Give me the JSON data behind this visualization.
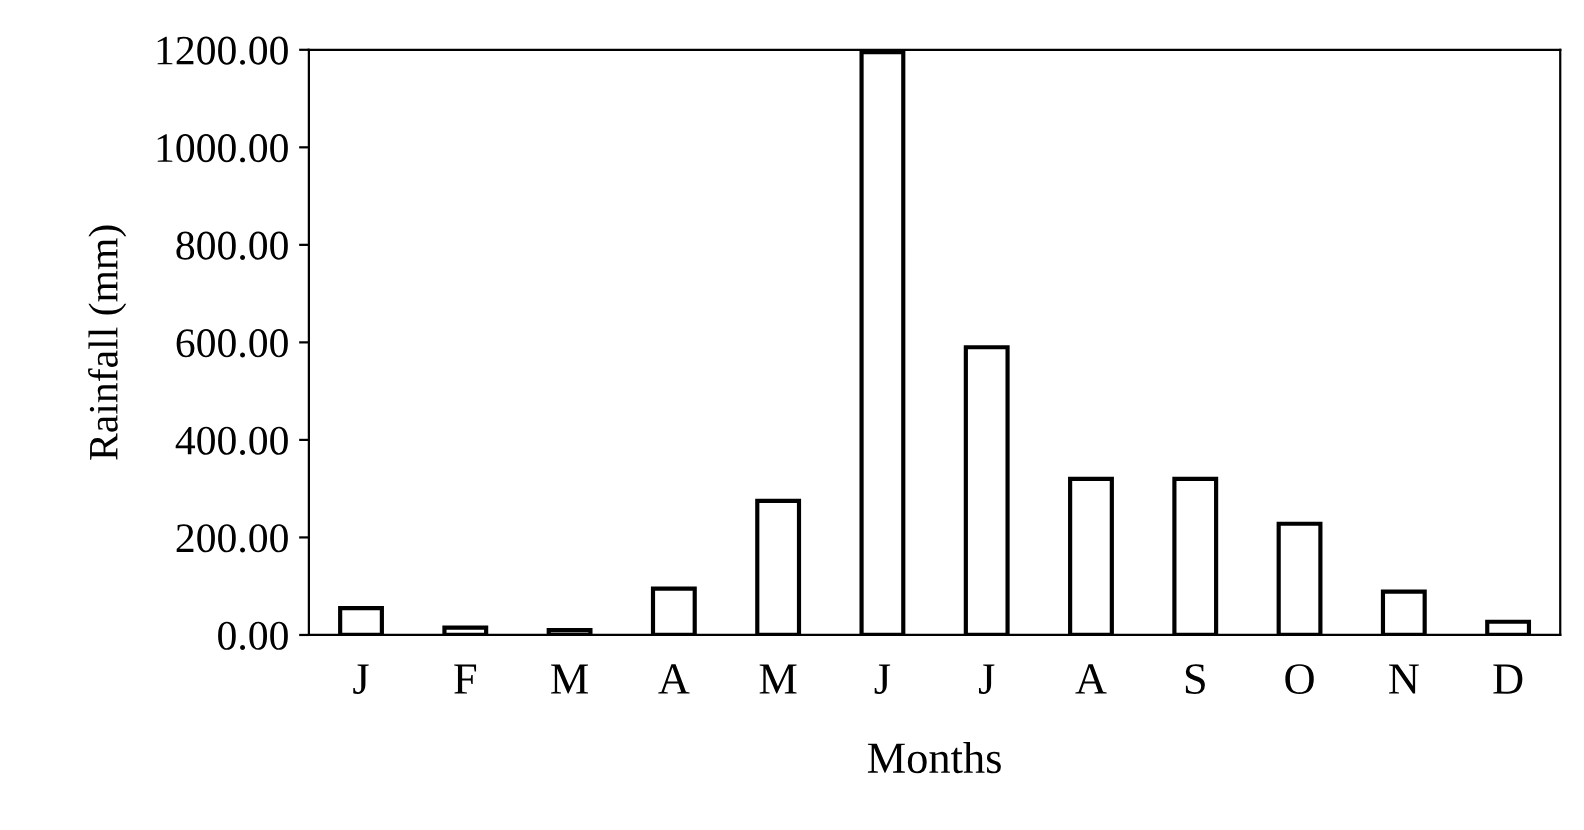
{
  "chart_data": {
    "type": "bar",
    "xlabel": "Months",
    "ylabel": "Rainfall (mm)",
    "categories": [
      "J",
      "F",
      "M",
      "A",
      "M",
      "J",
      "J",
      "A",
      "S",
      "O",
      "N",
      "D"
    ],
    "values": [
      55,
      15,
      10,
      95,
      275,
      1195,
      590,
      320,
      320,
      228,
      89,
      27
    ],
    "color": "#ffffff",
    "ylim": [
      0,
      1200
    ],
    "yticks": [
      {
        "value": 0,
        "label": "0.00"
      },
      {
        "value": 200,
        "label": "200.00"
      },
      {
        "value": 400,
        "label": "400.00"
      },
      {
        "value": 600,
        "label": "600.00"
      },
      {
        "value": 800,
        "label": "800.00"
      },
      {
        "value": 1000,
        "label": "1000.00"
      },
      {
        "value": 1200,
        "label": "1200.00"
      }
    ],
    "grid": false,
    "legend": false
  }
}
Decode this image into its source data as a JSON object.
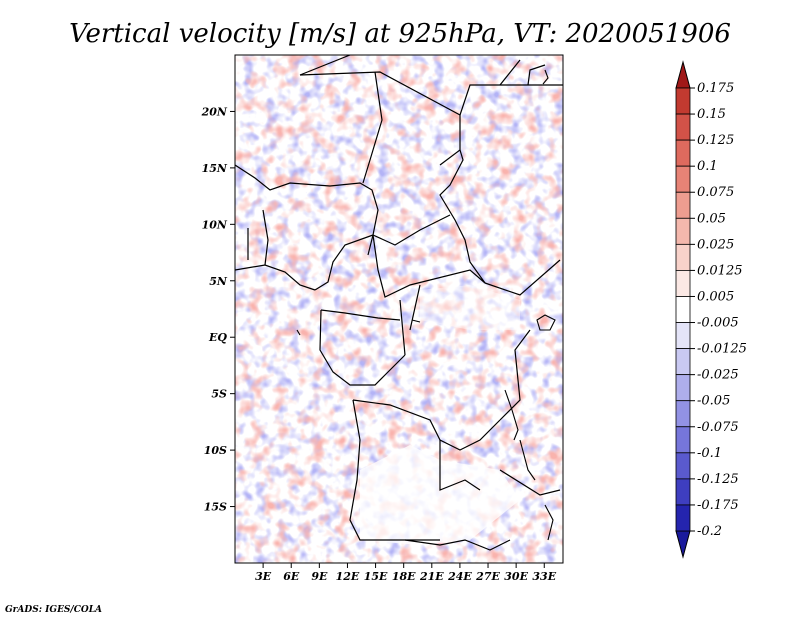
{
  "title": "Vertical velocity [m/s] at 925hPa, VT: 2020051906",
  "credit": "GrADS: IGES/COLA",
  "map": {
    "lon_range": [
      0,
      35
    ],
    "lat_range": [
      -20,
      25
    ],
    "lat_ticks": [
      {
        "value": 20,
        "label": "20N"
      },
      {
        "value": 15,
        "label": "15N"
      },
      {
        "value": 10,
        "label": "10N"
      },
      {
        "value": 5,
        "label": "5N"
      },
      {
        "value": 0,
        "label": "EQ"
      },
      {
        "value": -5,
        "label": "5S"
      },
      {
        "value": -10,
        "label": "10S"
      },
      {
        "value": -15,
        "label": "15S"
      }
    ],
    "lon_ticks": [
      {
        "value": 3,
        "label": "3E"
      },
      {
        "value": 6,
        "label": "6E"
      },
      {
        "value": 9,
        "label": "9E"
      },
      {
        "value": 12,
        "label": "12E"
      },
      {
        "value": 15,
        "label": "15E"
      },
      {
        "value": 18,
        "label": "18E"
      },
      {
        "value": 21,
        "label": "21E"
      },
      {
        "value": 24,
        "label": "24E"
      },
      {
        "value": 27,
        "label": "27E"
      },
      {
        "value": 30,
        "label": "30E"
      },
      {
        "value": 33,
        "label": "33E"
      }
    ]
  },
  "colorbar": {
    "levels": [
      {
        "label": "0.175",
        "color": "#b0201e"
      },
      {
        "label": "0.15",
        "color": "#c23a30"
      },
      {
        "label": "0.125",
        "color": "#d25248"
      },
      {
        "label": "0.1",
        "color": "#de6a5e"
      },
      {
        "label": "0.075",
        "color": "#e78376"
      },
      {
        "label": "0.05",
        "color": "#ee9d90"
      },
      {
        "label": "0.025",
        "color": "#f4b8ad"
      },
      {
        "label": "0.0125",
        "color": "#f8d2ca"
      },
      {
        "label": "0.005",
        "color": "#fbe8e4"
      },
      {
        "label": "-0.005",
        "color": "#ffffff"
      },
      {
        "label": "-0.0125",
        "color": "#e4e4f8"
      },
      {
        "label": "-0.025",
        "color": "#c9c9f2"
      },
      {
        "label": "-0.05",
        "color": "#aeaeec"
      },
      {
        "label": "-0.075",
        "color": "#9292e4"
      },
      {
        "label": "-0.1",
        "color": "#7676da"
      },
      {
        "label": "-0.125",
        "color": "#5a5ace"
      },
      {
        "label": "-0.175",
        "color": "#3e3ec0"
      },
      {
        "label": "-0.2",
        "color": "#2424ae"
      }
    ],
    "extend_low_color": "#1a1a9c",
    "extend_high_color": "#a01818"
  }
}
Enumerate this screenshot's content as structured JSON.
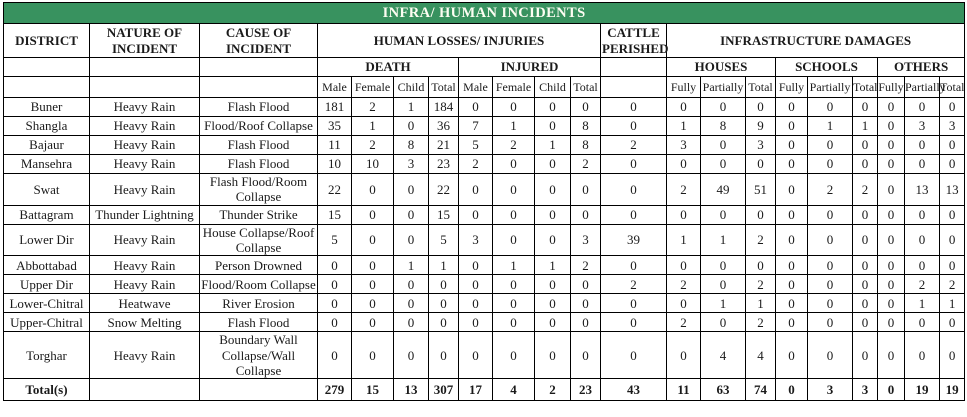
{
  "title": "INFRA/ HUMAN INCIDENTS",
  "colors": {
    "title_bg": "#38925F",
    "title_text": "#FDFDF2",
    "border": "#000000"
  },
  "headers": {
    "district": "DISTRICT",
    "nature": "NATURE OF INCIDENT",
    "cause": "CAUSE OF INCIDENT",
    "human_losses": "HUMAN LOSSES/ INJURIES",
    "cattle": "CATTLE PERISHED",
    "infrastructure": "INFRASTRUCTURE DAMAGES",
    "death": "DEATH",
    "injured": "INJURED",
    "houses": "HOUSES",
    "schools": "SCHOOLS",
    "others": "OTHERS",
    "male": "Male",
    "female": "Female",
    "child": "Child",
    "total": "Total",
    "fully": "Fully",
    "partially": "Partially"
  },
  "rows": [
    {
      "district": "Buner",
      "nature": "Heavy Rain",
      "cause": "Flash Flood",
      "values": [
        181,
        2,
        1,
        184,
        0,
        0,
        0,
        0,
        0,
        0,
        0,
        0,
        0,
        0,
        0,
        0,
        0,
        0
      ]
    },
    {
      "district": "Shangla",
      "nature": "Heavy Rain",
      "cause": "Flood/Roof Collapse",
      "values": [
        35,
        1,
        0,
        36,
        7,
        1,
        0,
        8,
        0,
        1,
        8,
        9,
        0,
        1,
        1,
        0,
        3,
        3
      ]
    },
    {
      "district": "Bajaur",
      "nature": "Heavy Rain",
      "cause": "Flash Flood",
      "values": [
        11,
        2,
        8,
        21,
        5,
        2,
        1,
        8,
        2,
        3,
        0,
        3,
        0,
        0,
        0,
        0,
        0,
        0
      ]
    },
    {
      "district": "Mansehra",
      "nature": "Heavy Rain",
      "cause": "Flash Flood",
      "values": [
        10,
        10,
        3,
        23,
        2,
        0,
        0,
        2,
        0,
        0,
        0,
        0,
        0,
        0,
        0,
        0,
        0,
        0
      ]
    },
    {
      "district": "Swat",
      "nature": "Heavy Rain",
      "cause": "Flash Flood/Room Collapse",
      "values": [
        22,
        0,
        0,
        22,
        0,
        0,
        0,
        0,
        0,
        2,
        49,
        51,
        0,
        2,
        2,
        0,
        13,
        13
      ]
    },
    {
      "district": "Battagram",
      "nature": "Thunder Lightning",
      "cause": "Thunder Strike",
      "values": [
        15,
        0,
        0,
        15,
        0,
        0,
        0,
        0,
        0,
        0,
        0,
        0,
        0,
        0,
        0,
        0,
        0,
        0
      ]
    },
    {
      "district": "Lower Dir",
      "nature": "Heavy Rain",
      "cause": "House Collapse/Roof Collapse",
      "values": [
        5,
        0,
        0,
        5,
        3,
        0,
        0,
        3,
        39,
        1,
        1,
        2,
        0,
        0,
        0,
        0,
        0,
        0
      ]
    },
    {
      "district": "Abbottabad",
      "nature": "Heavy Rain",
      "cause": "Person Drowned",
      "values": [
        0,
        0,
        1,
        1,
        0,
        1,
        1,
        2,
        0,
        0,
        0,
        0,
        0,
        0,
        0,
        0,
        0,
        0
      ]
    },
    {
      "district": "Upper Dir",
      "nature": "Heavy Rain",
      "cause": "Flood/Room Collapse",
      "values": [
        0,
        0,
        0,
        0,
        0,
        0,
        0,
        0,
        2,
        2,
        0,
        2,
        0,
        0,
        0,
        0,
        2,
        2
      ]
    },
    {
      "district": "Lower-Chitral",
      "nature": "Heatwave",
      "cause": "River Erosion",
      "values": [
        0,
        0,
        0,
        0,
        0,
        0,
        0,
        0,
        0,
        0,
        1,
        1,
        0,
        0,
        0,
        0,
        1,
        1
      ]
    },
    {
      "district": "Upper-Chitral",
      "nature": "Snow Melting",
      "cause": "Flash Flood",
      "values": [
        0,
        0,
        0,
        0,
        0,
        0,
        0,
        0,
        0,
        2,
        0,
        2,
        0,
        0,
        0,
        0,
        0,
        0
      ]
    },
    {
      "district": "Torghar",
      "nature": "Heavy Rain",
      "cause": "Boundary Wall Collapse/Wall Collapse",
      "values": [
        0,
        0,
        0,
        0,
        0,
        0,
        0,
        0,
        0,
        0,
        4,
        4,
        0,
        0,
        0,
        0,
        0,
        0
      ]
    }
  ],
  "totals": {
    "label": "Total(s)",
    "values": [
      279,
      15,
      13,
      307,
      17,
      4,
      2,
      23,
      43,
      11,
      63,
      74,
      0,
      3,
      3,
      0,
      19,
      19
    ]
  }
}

________________________

§ Task goal:
Make a copy of each line that contains the string "JSON".

§ Worked solution:
Give me the JSON data behind this visualization.
Decode this image into its source data as a JSON object.
Enumerate this screenshot's content as structured JSON.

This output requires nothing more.